▶ GIVEN EXERCISE
Tally up the lines below that include the word "half". Answer with the number alone.

— Start of LISTED ENTRIES —

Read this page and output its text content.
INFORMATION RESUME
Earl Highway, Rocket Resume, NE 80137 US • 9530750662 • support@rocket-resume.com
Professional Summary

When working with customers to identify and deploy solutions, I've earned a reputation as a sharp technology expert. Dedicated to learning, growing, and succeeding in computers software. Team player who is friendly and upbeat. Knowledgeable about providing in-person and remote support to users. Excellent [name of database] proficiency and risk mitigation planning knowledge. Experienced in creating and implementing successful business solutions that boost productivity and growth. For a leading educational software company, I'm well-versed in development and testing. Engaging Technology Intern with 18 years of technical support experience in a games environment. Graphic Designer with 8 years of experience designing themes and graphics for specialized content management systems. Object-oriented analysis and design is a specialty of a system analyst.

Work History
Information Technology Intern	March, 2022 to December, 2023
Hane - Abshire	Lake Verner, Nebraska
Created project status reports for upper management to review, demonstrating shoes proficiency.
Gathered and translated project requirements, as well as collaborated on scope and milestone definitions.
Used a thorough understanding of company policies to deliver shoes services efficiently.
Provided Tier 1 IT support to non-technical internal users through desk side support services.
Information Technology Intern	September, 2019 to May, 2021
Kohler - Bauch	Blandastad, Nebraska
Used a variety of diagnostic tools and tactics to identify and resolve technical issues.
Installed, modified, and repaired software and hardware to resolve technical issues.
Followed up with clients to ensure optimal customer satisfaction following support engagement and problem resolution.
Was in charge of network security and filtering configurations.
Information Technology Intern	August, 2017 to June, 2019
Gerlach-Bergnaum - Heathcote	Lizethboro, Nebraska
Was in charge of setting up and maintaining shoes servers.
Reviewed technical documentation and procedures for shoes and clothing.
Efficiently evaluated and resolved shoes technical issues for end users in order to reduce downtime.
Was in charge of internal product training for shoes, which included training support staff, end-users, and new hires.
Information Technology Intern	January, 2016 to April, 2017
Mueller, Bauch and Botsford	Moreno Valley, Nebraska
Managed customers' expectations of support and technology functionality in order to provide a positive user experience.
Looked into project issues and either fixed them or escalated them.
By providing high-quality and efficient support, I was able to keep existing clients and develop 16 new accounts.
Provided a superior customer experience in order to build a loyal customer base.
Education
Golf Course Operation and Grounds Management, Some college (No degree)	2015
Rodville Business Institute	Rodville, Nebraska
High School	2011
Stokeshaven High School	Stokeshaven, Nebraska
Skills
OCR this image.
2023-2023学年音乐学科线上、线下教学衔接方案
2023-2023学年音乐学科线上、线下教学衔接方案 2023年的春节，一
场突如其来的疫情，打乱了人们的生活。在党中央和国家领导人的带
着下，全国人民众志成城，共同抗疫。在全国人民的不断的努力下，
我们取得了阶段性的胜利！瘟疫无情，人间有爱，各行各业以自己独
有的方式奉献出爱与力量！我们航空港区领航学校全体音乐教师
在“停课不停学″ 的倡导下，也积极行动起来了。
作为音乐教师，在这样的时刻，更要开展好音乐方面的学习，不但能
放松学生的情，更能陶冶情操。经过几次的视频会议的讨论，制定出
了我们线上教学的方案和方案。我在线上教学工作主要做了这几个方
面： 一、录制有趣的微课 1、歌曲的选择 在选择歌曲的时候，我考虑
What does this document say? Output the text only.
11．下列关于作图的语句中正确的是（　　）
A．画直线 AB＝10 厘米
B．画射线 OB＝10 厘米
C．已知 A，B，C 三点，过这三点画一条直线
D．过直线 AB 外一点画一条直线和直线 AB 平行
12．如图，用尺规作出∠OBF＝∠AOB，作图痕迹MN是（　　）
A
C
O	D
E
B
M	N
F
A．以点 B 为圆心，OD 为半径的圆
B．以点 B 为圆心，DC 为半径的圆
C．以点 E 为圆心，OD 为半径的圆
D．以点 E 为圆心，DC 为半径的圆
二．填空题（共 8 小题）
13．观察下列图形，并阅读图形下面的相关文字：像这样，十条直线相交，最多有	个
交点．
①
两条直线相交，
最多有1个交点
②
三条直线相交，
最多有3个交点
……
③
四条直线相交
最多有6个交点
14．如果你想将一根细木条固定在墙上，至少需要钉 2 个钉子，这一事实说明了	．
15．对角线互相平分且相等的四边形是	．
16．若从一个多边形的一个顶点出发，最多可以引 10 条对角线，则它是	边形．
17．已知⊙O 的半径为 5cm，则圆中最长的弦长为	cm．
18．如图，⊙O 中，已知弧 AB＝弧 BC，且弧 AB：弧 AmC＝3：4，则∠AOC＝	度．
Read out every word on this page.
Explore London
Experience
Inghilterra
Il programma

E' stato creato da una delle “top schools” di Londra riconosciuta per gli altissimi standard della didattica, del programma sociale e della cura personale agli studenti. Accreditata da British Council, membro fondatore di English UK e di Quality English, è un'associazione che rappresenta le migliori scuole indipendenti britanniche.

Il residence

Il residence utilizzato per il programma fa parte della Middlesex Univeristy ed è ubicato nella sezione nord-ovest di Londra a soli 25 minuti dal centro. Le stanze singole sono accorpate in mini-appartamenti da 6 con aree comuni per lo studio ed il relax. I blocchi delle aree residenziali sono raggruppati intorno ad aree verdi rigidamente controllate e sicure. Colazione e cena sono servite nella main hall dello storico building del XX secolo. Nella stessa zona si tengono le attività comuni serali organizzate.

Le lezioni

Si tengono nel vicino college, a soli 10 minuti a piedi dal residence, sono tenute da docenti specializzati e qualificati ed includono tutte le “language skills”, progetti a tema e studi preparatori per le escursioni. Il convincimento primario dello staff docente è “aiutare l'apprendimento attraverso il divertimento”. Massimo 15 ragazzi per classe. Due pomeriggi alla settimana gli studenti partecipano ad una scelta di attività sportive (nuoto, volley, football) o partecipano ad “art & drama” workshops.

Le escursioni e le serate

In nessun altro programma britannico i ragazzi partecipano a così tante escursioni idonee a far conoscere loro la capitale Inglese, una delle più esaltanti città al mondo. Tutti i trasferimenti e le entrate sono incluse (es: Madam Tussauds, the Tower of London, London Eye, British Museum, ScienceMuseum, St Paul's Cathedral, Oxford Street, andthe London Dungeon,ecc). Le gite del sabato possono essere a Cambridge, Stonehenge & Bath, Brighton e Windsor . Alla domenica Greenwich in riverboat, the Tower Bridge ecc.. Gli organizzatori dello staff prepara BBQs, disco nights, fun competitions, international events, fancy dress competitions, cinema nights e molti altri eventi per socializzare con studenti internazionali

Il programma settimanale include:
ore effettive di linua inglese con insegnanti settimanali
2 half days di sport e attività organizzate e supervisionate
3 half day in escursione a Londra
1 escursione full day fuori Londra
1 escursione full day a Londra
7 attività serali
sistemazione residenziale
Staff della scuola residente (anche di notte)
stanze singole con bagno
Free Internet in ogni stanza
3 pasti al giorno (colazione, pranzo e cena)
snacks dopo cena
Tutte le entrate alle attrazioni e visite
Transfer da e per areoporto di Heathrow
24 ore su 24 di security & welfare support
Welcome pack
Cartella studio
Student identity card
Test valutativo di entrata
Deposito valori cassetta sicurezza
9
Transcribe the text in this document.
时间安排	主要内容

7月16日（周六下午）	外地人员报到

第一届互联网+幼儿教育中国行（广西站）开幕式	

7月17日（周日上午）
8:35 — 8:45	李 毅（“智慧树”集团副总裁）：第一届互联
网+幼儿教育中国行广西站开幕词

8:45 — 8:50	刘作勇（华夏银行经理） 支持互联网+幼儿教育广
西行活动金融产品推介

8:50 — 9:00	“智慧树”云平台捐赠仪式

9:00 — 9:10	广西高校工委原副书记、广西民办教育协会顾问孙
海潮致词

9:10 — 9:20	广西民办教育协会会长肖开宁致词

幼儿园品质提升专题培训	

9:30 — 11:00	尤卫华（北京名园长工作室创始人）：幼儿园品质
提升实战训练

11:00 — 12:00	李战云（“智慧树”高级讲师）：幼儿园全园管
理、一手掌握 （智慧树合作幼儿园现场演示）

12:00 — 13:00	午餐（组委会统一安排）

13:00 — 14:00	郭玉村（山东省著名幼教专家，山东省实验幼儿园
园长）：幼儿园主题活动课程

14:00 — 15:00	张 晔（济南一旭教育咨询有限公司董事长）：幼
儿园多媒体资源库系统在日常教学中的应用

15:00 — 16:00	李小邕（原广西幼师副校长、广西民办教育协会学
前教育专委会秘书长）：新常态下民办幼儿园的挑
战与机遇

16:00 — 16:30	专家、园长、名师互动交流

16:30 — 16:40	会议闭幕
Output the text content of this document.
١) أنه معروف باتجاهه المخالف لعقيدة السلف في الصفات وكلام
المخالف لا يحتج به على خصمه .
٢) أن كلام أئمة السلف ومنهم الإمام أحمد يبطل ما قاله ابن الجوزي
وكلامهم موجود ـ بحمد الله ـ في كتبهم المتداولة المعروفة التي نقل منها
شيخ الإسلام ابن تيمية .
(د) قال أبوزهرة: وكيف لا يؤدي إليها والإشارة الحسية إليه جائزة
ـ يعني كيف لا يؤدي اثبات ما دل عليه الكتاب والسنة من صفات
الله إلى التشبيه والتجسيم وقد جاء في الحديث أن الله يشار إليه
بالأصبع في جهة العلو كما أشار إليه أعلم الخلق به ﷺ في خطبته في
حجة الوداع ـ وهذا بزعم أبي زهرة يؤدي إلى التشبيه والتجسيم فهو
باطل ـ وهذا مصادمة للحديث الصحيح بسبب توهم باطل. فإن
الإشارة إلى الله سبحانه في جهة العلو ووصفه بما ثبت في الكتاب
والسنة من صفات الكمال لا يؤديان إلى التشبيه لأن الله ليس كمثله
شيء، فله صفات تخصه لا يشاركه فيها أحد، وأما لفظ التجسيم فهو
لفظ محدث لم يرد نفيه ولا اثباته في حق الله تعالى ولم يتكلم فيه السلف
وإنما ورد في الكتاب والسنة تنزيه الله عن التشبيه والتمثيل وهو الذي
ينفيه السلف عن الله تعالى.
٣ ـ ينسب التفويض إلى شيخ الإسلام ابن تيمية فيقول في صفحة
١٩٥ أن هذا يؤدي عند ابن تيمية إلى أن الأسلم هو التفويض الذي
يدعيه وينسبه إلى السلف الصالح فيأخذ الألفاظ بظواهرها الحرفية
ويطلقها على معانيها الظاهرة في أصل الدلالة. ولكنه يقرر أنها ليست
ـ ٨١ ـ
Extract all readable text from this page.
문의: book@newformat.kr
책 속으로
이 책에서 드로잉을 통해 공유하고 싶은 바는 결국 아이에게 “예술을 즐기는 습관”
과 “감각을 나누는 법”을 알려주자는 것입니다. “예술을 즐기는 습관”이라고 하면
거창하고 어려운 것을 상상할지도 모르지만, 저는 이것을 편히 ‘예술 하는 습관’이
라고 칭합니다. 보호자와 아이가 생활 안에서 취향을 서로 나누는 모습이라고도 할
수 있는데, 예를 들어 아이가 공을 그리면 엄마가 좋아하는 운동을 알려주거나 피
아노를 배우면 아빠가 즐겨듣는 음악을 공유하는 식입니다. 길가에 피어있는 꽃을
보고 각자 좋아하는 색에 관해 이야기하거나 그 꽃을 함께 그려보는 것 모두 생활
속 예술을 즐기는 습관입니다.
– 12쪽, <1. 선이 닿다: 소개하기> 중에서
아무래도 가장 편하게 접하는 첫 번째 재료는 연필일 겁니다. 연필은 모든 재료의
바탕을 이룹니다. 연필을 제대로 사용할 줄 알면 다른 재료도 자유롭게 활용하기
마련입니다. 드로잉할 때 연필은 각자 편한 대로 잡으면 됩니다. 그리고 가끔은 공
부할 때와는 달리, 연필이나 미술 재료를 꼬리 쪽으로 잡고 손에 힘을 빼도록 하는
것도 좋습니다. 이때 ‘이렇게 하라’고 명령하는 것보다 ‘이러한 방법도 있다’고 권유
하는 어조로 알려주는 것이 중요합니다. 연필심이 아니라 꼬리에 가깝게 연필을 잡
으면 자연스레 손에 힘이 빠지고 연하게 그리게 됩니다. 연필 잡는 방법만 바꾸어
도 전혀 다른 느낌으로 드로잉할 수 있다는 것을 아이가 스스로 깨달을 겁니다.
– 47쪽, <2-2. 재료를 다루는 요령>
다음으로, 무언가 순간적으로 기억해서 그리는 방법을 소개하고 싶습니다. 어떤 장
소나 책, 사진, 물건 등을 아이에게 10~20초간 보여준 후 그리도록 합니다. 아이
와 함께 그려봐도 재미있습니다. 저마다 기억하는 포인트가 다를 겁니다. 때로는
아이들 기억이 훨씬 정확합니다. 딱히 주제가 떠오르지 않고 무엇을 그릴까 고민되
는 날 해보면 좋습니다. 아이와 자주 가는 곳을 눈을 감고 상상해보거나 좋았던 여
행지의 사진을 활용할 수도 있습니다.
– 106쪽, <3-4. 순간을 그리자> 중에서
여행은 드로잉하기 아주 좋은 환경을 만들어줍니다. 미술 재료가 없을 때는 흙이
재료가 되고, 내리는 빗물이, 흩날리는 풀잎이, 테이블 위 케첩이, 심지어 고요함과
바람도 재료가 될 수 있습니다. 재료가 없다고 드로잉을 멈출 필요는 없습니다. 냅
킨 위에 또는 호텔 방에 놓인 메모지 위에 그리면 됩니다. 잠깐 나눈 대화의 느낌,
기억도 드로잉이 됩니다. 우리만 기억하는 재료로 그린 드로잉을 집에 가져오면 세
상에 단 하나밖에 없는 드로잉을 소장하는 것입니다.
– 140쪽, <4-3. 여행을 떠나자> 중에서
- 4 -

— End of LISTED ENTRIES —

▶ WRITTEN ANSWER
2